Reproduce each line from the records that holds "learned".

[Data listing]
* * *

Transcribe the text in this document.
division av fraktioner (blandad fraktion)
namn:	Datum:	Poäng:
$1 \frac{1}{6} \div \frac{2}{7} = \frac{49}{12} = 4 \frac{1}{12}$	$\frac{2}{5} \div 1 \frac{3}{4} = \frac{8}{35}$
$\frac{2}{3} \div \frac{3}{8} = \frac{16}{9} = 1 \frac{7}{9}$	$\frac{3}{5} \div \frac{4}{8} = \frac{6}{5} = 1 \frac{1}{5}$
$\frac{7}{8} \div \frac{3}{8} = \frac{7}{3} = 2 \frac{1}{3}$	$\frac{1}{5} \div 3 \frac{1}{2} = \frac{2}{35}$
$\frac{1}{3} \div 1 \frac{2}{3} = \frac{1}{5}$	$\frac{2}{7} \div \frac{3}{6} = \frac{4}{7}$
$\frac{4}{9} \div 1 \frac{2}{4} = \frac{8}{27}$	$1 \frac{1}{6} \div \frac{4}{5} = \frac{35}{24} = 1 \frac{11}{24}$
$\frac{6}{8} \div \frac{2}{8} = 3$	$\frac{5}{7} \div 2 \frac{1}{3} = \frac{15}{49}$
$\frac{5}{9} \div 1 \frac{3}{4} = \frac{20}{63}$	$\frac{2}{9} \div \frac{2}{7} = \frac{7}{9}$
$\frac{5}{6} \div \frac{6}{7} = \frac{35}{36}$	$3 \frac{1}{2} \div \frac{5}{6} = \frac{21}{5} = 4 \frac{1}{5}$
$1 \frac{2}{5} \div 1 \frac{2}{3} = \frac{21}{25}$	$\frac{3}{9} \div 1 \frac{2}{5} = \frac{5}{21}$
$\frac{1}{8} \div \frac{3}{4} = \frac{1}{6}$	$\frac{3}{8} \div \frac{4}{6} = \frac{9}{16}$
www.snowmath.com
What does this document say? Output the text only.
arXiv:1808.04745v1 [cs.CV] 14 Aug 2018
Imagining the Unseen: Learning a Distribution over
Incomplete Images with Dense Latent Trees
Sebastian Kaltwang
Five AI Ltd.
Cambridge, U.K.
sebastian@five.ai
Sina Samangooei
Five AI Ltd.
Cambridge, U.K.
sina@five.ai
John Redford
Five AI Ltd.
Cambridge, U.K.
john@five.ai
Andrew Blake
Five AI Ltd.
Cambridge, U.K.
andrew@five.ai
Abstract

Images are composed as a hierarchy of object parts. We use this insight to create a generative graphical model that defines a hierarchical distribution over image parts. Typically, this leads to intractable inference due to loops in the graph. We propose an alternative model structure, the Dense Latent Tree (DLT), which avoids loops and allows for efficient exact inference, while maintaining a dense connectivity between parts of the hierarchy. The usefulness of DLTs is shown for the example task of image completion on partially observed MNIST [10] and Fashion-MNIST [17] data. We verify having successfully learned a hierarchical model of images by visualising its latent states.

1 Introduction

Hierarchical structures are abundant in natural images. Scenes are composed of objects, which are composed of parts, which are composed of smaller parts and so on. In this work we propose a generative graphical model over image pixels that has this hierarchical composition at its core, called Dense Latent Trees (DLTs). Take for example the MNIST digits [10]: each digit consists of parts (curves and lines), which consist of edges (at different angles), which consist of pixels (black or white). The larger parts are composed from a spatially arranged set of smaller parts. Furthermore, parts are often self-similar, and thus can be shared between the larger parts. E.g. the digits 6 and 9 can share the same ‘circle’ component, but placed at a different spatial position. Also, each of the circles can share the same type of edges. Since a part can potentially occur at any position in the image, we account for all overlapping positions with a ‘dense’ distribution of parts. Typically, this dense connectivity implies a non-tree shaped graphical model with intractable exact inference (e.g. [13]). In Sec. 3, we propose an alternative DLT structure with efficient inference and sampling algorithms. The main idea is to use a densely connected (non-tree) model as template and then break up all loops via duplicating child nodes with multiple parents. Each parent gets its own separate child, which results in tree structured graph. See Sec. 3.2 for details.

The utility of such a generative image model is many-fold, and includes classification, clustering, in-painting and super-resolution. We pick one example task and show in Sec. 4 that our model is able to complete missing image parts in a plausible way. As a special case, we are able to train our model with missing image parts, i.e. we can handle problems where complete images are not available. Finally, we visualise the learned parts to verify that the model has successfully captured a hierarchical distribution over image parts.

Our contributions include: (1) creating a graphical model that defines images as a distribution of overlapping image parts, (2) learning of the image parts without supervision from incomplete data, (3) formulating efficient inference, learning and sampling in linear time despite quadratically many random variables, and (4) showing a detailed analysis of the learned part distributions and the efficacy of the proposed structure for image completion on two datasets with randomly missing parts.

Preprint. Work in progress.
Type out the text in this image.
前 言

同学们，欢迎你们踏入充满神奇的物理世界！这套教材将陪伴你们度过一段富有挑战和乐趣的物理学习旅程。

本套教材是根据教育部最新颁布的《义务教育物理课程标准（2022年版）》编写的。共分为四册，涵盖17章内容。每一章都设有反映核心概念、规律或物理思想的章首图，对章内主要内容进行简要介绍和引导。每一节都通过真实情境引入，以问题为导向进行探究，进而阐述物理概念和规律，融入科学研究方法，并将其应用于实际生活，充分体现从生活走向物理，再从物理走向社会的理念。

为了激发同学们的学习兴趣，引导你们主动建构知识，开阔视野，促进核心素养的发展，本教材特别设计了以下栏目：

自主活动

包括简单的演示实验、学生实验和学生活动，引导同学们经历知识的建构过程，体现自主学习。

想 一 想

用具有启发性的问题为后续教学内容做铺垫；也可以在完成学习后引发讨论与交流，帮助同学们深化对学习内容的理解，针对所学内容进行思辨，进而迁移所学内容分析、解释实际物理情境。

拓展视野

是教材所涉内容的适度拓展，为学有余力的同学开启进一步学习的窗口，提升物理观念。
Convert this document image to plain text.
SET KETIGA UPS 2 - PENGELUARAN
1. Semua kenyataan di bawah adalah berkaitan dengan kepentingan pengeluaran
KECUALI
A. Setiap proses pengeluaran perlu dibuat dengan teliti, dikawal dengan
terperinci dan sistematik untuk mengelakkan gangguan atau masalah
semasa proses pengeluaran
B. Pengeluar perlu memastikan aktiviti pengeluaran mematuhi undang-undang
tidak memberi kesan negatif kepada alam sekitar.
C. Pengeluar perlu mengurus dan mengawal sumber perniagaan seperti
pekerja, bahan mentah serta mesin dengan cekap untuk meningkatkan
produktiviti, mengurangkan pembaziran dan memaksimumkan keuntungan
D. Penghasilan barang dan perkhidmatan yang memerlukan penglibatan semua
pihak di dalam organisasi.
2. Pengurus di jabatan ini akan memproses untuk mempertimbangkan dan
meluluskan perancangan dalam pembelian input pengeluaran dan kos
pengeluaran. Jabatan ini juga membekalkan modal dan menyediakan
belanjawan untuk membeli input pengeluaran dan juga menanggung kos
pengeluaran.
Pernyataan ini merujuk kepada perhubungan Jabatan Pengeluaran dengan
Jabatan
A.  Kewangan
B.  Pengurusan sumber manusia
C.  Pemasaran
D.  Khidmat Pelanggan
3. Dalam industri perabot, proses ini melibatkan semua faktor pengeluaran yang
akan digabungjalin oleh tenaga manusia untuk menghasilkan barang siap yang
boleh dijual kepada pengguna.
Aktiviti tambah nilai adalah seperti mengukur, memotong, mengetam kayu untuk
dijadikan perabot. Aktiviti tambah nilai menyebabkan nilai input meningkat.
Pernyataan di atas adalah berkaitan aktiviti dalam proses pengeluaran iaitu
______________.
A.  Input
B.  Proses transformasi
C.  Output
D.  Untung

* * *

WRITTEN SOLUTION:
Images are composed as a hierarchy of object parts. We use this insight to create a generative graphical model that defines a hierarchical distribution over image parts. Typically, this leads to intractable inference due to loops in the graph. We propose an alternative model structure, the Dense Latent Tree (DLT), which avoids loops and allows for efficient exact inference, while maintaining a dense connectivity between parts of the hierarchy. The usefulness of DLTs is shown for the example task of image completion on partially observed MNIST [10] and Fashion-MNIST [17] data. We verify having successfully learned a hierarchical model of images by visualising its latent states.
The utility of such a generative image model is many-fold, and includes classification, clustering, in-painting and super-resolution. We pick one example task and show in Sec. 4 that our model is able to complete missing image parts in a plausible way. As a special case, we are able to train our model with missing image parts, i.e. we can handle problems where complete images are not available. Finally, we visualise the learned parts to verify that the model has successfully captured a hierarchical distribution over image parts.
Our contributions include: (1) creating a graphical model that defines images as a distribution of overlapping image parts, (2) learning of the image parts without supervision from incomplete data, (3) formulating efficient inference, learning and sampling in linear time despite quadratically many random variables, and (4) showing a detailed analysis of the learned part distributions and the efficacy of the proposed structure for image completion on two datasets with randomly missing parts.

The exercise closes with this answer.